(Records about charts and figures)

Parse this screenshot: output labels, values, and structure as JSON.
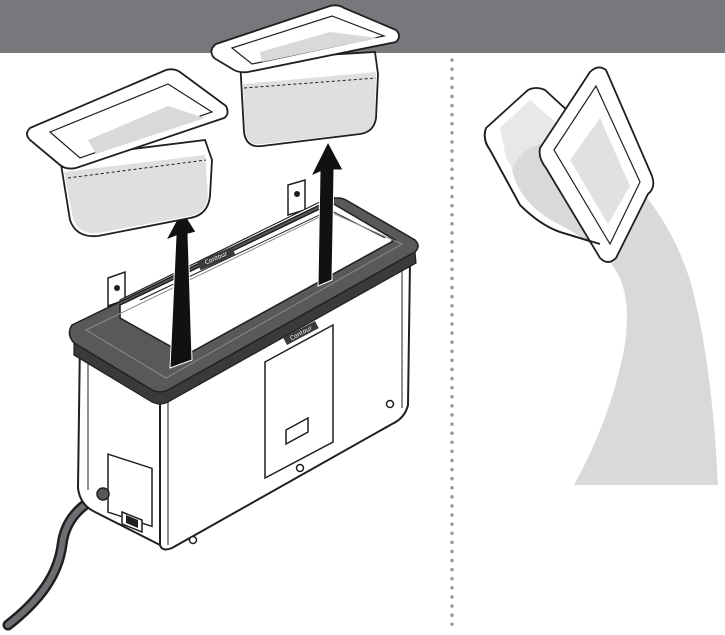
{
  "header": {
    "color": "#77787b"
  },
  "colors": {
    "outline": "#1f1f1f",
    "water": "#d9d9d9",
    "gasket": "#58595b",
    "arrow": "#111111",
    "divider": "#9a9a9a"
  },
  "left_panel": {
    "lid_brand_label": "Contour",
    "front_brand_label": "Contour",
    "lift_arrows": 2,
    "trays_lifted": 2,
    "icons": [
      "tray-icon",
      "water-bath-icon",
      "up-arrow-icon",
      "power-cord-icon",
      "power-switch-icon",
      "display-icon"
    ]
  },
  "right_panel": {
    "action": "pour-out",
    "icons": [
      "tray-icon",
      "water-pour-icon"
    ]
  }
}
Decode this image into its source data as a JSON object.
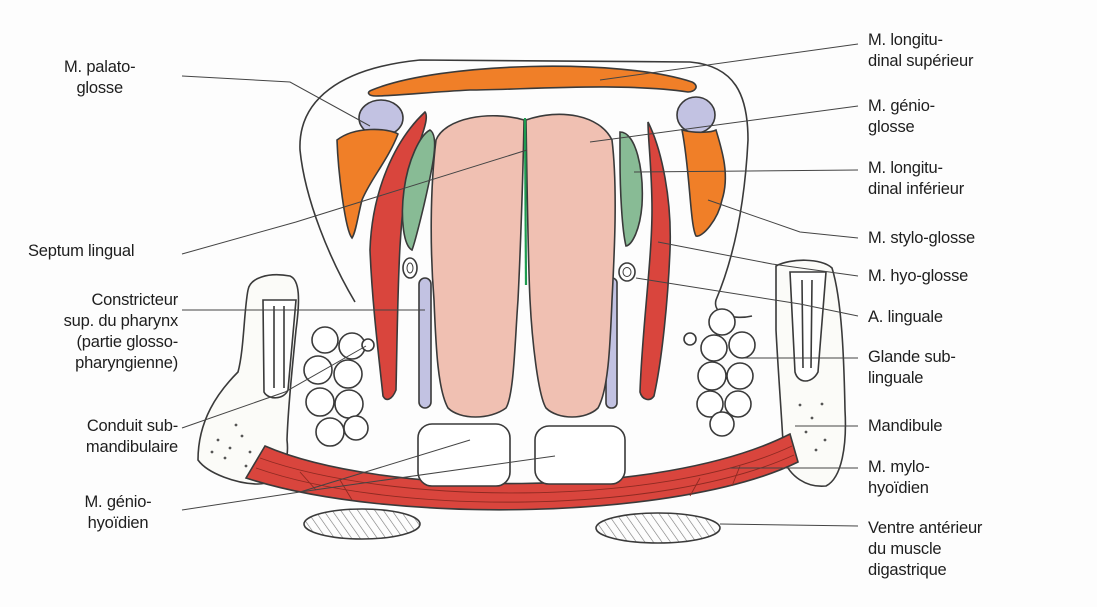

* Problem details *
All of the lines above should be printed exactly, minus the pictures.

* Answer to the problem *
Parse this screenshot: output labels, values, and structure as JSON.
{
  "header": {
    "color": "#77787b"
  },
  "colors": {
    "outline": "#1f1f1f",
    "water": "#d9d9d9",
    "gasket": "#58595b",
    "arrow": "#111111",
    "divider": "#9a9a9a"
  },
  "left_panel": {
    "lid_brand_label": "Contour",
    "front_brand_label": "Contour",
    "lift_arrows": 2,
    "trays_lifted": 2,
    "icons": [
      "tray-icon",
      "water-bath-icon",
      "up-arrow-icon",
      "power-cord-icon",
      "power-switch-icon",
      "display-icon"
    ]
  },
  "right_panel": {
    "action": "pour-out",
    "icons": [
      "tray-icon",
      "water-pour-icon"
    ]
  }
}
Decode this image into its source data as a JSON object.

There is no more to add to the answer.